> Exercise description:
Sift the listing for lines that hold the string "kell" and pull them out.

Rows start

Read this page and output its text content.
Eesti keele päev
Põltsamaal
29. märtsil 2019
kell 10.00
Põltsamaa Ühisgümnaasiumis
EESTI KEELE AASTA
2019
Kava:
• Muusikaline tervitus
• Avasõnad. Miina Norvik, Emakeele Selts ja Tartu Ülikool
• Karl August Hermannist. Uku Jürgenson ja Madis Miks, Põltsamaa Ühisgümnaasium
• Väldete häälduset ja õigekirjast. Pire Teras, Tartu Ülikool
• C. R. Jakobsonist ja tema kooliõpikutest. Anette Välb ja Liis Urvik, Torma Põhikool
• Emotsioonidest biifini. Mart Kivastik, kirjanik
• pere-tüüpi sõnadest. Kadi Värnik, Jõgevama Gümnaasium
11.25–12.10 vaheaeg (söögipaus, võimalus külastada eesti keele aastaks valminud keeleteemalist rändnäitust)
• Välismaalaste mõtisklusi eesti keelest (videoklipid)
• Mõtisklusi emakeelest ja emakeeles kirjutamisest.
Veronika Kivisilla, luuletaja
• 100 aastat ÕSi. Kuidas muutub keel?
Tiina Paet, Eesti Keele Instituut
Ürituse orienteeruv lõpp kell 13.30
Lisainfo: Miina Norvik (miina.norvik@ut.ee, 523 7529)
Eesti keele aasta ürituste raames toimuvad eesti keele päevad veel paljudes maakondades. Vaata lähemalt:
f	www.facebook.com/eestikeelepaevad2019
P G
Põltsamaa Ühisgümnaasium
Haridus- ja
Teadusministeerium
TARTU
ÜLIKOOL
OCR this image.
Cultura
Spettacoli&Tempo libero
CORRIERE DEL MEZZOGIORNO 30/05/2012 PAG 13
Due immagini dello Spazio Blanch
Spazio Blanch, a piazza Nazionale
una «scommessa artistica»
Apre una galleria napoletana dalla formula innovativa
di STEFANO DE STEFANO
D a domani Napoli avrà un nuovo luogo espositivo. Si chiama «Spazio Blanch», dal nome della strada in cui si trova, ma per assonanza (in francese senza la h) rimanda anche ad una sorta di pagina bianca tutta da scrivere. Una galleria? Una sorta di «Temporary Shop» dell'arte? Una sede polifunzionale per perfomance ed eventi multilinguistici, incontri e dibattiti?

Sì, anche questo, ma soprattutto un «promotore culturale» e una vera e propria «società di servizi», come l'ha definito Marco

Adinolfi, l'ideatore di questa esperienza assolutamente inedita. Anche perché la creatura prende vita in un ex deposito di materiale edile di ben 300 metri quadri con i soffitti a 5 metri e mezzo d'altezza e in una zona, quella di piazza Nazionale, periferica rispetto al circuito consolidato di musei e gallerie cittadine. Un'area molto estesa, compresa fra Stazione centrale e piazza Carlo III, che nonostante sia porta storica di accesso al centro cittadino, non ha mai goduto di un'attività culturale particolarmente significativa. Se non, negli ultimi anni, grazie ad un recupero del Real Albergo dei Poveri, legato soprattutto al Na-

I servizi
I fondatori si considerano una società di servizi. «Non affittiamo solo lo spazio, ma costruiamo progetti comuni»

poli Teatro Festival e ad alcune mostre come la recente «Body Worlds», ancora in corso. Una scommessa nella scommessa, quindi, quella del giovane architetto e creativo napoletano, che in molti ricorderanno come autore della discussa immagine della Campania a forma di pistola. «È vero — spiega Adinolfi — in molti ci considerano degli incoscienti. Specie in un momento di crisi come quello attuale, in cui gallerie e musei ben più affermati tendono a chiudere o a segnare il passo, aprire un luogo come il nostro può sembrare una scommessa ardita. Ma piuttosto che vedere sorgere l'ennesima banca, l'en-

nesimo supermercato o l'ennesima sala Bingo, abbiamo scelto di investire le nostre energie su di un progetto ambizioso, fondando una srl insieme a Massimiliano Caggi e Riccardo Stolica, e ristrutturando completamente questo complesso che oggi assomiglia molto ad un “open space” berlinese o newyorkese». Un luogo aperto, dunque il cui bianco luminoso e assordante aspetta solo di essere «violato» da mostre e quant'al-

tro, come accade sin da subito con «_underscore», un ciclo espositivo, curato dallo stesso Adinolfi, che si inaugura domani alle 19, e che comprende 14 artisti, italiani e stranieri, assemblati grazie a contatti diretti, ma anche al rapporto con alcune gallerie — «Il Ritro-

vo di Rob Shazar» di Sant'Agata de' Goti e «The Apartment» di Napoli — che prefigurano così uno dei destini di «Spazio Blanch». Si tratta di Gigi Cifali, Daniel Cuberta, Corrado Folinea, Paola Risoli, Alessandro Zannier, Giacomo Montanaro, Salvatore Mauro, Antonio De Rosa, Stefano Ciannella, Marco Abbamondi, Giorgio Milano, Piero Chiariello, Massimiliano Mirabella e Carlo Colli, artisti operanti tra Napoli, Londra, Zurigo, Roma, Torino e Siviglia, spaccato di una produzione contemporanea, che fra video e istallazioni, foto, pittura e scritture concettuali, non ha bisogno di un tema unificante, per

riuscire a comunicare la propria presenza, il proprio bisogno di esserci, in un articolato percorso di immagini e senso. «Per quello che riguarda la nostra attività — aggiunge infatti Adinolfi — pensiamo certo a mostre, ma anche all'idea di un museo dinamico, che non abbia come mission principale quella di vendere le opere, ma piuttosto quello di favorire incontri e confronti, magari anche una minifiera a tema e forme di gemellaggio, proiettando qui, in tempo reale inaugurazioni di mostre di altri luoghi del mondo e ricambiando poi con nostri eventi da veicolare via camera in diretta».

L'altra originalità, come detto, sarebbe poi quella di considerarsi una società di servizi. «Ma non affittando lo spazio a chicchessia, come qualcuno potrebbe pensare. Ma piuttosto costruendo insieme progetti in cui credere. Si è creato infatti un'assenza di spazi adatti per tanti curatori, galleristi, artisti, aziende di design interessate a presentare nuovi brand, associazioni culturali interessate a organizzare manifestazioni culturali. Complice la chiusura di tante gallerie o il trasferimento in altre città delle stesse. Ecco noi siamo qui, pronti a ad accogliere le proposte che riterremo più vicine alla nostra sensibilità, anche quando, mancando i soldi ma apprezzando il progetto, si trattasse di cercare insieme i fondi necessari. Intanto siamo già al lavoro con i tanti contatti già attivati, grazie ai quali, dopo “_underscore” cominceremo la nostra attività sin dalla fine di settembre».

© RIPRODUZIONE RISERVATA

Rows end

> Correct answer:
kell 10.00
Ürituse orienteeruv lõpp kell 13.30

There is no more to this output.